◆ Stated problem ◆
Return all lines that include the string "family".

◆ Raw data ◆
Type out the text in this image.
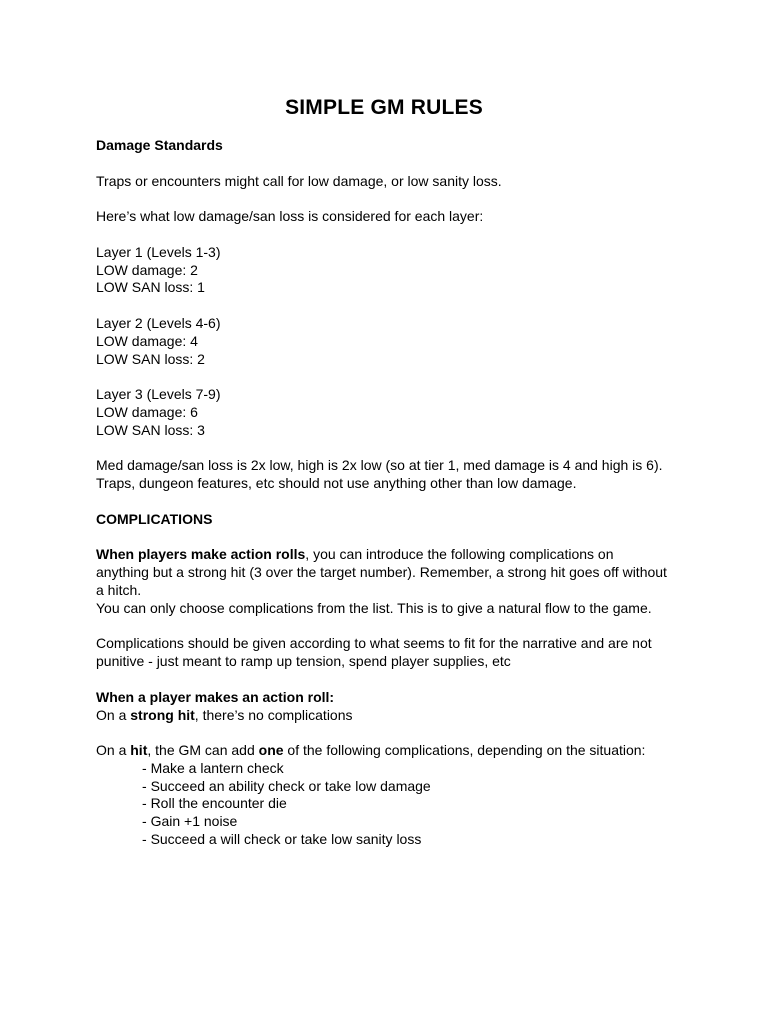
SIMPLE GM RULES

Damage Standards

Traps or encounters might call for low damage, or low sanity loss.

Here’s what low damage/san loss is considered for each layer:

Layer 1 (Levels 1-3)
LOW damage: 2
LOW SAN loss: 1

Layer 2 (Levels 4-6)
LOW damage: 4
LOW SAN loss: 2

Layer 3 (Levels 7-9)
LOW damage: 6
LOW SAN loss: 3

Med damage/san loss is 2x low, high is 2x low (so at tier 1, med damage is 4 and high is 6).
Traps, dungeon features, etc should not use anything other than low damage.

COMPLICATIONS

When players make action rolls, you can introduce the following complications on anything but a strong hit (3 over the target number). Remember, a strong hit goes off without a hitch.
You can only choose complications from the list. This is to give a natural flow to the game.

Complications should be given according to what seems to fit for the narrative and are not punitive - just meant to ramp up tension, spend player supplies, etc

When a player makes an action roll:
On a strong hit, there’s no complications

On a hit, the GM can add one of the following complications, depending on the situation:

- Make a lantern check
- Succeed an ability check or take low damage
- Roll the encounter die
- Gain +1 noise
- Succeed a will check or take low sanity loss
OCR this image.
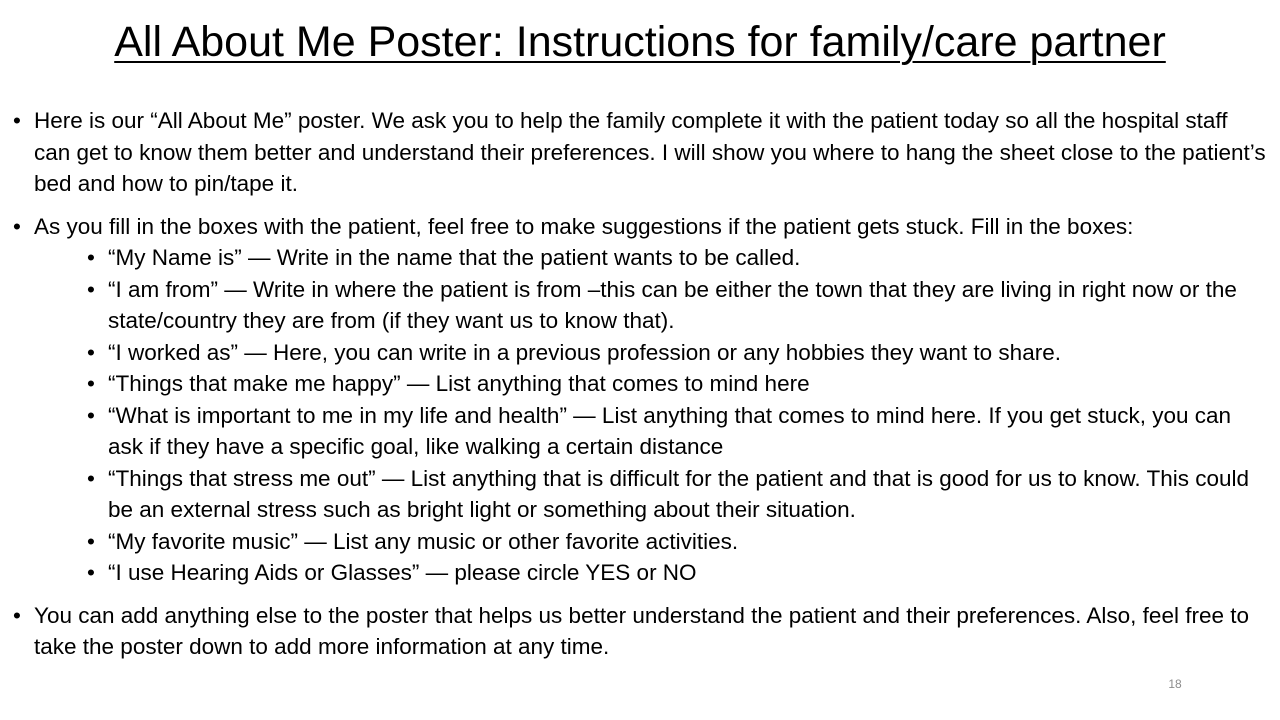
All About Me Poster: Instructions for family/care partner
• Here is our “All About Me” poster. We ask you to help the family complete it with the patient today so all the hospital staff can get to know them better and understand their preferences. I will show you where to hang the sheet close to the patient’s bed and how to pin/tape it.
• As you fill in the boxes with the patient, feel free to make suggestions if the patient gets stuck. Fill in the boxes:
• “My Name is” — Write in the name that the patient wants to be called.
• “I am from” — Write in where the patient is from –this can be either the town that they are living in right now or the state/country they are from (if they want us to know that).
• “I worked as” — Here, you can write in a previous profession or any hobbies they want to share.
• “Things that make me happy” — List anything that comes to mind here
• “What is important to me in my life and health” — List anything that comes to mind here. If you get stuck, you can ask if they have a specific goal, like walking a certain distance
• “Things that stress me out” — List anything that is difficult for the patient and that is good for us to know. This could be an external stress such as bright light or something about their situation.
• “My favorite music” — List any music or other favorite activities.
• “I use Hearing Aids or Glasses” — please circle YES or NO
• You can add anything else to the poster that helps us better understand the patient and their preferences. Also, feel free to take the poster down to add more information at any time.
18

◆ Task answer ◆
All About Me Poster: Instructions for family/care partner
• Here is our “All About Me” poster. We ask you to help the family complete it with the patient today so all the hospital staff can get to know them better and understand their preferences. I will show you where to hang the sheet close to the patient’s bed and how to pin/tape it.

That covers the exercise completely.